#### DOCUMENT TEXT
▶

Finally, the main component of the proposed framework is the personalization module which is responsible for adapting content to a particular user according to his or her personal preferences, needs and capabilities. The personalization module dynamically integrates information data and user actions recorded from past user experiences and behavior and provides user-tailored recommendations, website user interfaces and content. Volume, velocity, and variety are key factors for effectively providing personalized experiences, thus this module must integrated hybrid solutions combining both offline and online methods.

4 Personalization via Recommendations and Search in Conversational Web

4.1 Personalized Recommendations

The Conversational Web encompass a wide variety of applications and requirements, thus there is not a universally acceptable solution that fits in every circumstance and efficiently solves any problem in product recommendation. As a result, different approaches have to be adopted that depend on the dataset attributes and the target e-commerce site, such as volume that is mainly depending on the traffic of the e-shop and the number of orders and available products. For this reason we propose PRCW (Product Recommendations for the Conversational Web), a hybrid approach for product recommendations in e-commerce sites that combines offline RFMG (Recency-Frequency-Monetary-Gender) analysis and online partial matching while we also apply a deep neural model.

◀

#### TASK INPUT
▶

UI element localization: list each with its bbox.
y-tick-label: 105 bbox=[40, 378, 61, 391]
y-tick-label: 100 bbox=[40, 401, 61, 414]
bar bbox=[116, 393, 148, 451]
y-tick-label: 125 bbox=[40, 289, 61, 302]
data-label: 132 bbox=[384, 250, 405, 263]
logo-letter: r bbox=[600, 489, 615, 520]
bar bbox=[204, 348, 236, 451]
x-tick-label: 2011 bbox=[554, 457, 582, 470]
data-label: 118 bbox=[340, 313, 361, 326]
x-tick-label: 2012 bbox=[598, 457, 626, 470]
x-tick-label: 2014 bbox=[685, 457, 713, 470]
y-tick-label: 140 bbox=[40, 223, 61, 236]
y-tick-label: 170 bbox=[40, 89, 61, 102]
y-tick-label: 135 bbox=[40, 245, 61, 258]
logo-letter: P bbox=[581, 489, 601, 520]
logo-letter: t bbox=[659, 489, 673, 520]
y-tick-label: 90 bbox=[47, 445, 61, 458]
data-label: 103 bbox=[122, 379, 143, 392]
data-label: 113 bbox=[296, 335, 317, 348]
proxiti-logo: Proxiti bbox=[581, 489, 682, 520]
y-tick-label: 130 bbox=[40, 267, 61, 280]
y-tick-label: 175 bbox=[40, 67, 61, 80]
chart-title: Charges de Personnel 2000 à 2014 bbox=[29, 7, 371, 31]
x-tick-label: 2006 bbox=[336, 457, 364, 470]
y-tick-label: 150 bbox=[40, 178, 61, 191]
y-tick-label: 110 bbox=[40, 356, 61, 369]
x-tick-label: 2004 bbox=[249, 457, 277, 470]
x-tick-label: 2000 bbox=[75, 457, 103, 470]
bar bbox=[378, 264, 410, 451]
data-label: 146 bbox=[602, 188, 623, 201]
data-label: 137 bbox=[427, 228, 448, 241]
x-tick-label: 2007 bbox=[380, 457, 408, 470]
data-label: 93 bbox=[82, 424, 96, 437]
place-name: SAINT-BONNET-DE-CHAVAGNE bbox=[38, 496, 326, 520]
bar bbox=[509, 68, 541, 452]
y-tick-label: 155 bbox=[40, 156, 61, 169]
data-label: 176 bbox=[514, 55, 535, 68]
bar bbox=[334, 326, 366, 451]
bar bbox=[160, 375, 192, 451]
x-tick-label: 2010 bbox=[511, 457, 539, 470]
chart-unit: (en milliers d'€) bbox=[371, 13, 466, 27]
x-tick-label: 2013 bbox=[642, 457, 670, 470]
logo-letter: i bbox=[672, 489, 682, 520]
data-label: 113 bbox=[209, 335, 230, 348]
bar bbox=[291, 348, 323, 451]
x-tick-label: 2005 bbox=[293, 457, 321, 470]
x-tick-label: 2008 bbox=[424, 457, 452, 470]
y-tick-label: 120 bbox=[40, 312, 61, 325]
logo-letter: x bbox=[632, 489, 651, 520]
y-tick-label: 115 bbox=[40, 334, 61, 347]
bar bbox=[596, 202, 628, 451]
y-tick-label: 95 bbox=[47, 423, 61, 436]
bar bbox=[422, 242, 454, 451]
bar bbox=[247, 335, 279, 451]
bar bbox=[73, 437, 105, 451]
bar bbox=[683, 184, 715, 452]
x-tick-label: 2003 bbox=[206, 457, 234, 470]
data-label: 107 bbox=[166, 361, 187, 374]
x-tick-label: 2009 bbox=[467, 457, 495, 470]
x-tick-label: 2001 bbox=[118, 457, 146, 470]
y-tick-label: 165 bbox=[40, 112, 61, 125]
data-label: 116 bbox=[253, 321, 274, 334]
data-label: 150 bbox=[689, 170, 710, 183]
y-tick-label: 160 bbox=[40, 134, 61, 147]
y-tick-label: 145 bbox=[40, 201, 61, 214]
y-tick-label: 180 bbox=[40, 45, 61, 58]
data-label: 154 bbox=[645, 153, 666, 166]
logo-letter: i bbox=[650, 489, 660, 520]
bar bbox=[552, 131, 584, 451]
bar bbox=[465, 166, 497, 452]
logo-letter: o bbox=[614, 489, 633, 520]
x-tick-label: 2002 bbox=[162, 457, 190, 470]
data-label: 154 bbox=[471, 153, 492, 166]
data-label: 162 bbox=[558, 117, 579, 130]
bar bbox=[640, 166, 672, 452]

◀

#### PARTS OF THE EXERCISE
[a] Based on the passage on personalization and recommendations, decide whether each statement agrees with it: (i) PRCW combines offline RFMG analysis with online partial matching; (ii) a single solution fits every product recommendation problem; (iii) the personalization module relies on offline methods alone.
[b] In the listing, starting at its first line and ending at the line containing "data-label: 132 bbox=[384, 250, 405, 263]", rename "y-tick-label" to "value-axis-label" and write out those lines again with everything else unchanged.

#### SOLVED PROBLEMS
[a]
(i) Yes: "combines offline RFMG (Recency-Frequency-Monetary-Gender) analysis and online partial matching."
(ii) No: "there is not a universally acceptable solution that fits in every circumstance."
(iii) No: "hybrid solutions combining both offline and online methods."

[b]
UI element localization: list each with its bbox.
value-axis-label: 105 bbox=[40, 378, 61, 391]
value-axis-label: 100 bbox=[40, 401, 61, 414]
bar bbox=[116, 393, 148, 451]
value-axis-label: 125 bbox=[40, 289, 61, 302]
data-label: 132 bbox=[384, 250, 405, 263]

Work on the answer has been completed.